* _EXERCISE MATERIAL_
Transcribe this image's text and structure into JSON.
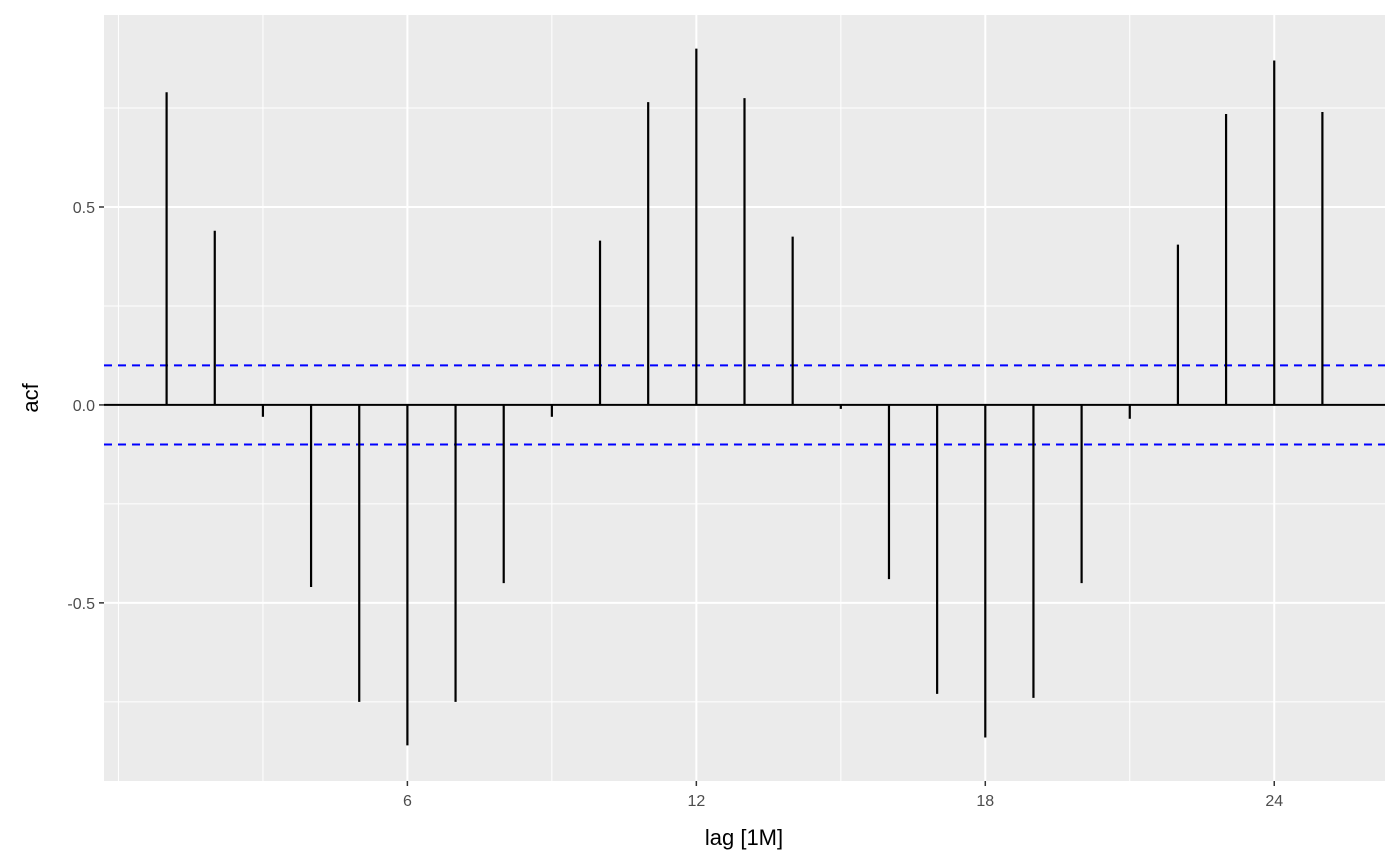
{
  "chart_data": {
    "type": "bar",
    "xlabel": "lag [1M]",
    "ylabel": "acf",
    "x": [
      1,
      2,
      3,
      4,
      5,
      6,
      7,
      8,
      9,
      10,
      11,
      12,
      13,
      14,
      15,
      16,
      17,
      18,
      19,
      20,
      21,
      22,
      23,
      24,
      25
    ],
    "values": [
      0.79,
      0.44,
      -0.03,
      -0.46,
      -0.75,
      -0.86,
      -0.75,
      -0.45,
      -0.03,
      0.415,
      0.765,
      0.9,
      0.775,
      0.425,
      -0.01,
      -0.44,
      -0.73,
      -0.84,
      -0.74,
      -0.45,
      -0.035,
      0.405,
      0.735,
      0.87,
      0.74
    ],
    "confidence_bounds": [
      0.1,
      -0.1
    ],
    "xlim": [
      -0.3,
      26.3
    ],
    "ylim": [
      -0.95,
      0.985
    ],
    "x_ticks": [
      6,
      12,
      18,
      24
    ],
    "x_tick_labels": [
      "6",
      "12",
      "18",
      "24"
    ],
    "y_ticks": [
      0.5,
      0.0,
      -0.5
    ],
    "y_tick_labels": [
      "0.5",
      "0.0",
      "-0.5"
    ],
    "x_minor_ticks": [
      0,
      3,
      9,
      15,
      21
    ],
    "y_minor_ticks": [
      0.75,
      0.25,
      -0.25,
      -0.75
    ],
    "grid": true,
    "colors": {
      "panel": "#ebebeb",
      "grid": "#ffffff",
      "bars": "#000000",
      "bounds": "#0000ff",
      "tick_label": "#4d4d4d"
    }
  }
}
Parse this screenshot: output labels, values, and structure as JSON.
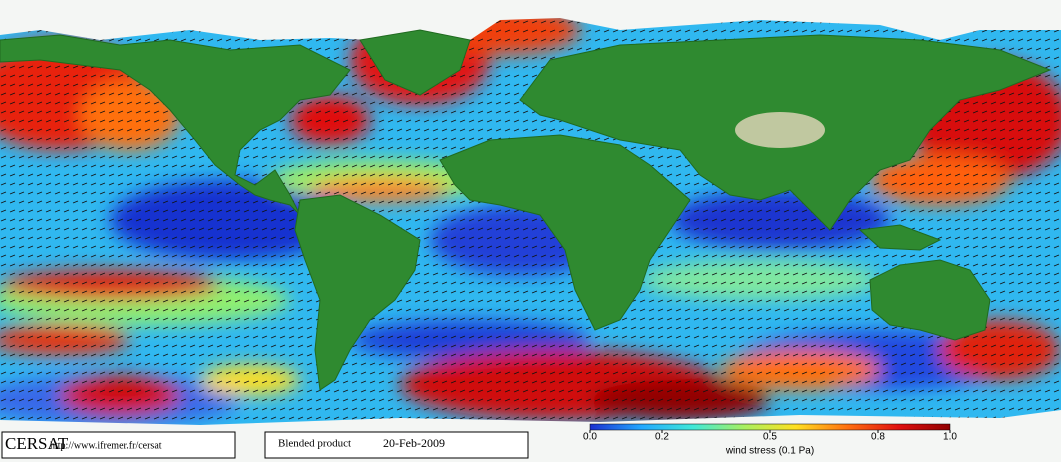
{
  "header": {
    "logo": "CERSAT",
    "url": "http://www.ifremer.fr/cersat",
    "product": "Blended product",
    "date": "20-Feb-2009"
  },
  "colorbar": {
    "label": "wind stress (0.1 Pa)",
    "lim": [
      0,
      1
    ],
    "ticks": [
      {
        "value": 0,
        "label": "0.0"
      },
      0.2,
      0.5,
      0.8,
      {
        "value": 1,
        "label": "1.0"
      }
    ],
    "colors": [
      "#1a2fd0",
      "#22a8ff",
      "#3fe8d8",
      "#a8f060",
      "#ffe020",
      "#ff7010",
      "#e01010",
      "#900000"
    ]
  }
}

* _WORK TO DO_
Only the lines from the one that contains "Parse this screenshot: output" to the end of the records, inclusive, are to be quoted exactly, with pictures excluded.

* _RESULT FOR THIS TASK_
Parse this screenshot: output labels, values, and structure as JSON.
{
  "header": {
    "logo": "CERSAT",
    "url": "http://www.ifremer.fr/cersat",
    "product": "Blended product",
    "date": "20-Feb-2009"
  },
  "colorbar": {
    "label": "wind stress (0.1 Pa)",
    "lim": [
      0,
      1
    ],
    "ticks": [
      {
        "value": 0,
        "label": "0.0"
      },
      0.2,
      0.5,
      0.8,
      {
        "value": 1,
        "label": "1.0"
      }
    ],
    "colors": [
      "#1a2fd0",
      "#22a8ff",
      "#3fe8d8",
      "#a8f060",
      "#ffe020",
      "#ff7010",
      "#e01010",
      "#900000"
    ]
  }
}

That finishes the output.